(EXTRACTED TEXT)
= = = = = = =

A month later, Trump issued a Presidential Memorandum to implement the tweets, directing military leadership “to return to the longstanding policy and practice on military service by transgender individuals that was in place prior to June 2016.”
Two months later, a U.S. District Court judge sitting in Washington, D.C., entered a nationwide preliminary injunction blocking the new policy from taking effect. Similar injunctions were entered in other courts around the country.
On Jan. 22, 2019, the U.S. Supreme Court, by a 5-4 vote, vacated the injunctions in two of the lower court cases, and in the spring, the Trump administration policy went into effect.
That state of affairs lasted until Monday morning when President Biden tweeted:
“Today, I repealed the discriminatory ban on transgender people serving in the military. It’s simple: America is safer when everyone qualified to serve can do so openly and with pride.”
A 2016 Rand Corporation study estimated that there were then between 2,150 and 10,790 transgender service members, including those in the reserves.
The executive order was signed in the Oval Office before a meeting with newly confirmed Secretary of Defense Lloyd James Austin, the first Black person to serve in that capacity. During his confirmation hearings, Austin told members of the Senate that he supported repeal of the Trump administration transgender policy.
The action is the latest of a series of wide-ranging executive orders issued by President Biden to overturn policies of the Trump administration.

= = = = = = =

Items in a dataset

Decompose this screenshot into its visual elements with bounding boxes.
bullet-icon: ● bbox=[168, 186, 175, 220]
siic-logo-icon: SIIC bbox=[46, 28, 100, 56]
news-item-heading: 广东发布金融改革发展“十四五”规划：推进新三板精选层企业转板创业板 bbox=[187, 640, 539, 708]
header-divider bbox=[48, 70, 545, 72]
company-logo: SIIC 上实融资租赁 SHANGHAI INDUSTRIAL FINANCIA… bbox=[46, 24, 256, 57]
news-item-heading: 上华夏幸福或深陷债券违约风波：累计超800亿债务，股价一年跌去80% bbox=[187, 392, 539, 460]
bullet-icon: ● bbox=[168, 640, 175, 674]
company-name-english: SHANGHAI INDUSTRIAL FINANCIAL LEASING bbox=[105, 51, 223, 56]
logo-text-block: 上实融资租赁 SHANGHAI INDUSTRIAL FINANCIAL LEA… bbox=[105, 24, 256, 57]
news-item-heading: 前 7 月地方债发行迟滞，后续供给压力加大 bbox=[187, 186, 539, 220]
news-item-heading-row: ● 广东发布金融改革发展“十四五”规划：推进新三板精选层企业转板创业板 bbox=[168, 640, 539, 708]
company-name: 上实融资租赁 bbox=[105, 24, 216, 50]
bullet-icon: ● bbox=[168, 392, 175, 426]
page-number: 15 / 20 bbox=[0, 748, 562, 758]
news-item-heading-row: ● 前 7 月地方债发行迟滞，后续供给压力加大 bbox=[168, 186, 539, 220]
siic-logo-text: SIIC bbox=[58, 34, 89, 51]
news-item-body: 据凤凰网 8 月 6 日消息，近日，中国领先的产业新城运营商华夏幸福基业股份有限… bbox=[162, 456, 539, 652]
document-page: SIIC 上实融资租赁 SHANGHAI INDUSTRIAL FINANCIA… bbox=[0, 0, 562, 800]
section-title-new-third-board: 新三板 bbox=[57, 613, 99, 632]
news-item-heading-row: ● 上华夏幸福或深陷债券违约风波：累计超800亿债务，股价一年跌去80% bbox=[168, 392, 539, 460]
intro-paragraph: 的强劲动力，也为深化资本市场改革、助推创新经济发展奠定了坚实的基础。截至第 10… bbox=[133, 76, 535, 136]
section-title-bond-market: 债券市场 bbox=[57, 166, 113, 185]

= = = = = = =

(WORK INSTRUCTIONS)
1: In one to three sentences, explain why, according to the text on transgender military service, President Biden repealed the ban.
2: Please return the part of the text on transgender military service from "That state of" to "the Trump administration.".

(IN RESPONSE)
1: President Biden called the ban on transgender people serving in the military discriminatory. He said America is safer when everyone qualified to serve can do so openly and with pride.

2:
That state of affairs lasted until Monday morning when President Biden tweeted:
“Today, I repealed the discriminatory ban on transgender people serving in the military. It’s simple: America is safer when everyone qualified to serve can do so openly and with pride.”
A 2016 Rand Corporation study estimated that there were then between 2,150 and 10,790 transgender service members, including those in the reserves.
The executive order was signed in the Oval Office before a meeting with newly confirmed Secretary of Defense Lloyd James Austin, the first Black person to serve in that capacity. During his confirmation hearings, Austin told members of the Senate that he supported repeal of the Trump administration transgender policy.
The action is the latest of a series of wide-ranging executive orders issued by President Biden to overturn policies of the Trump administration.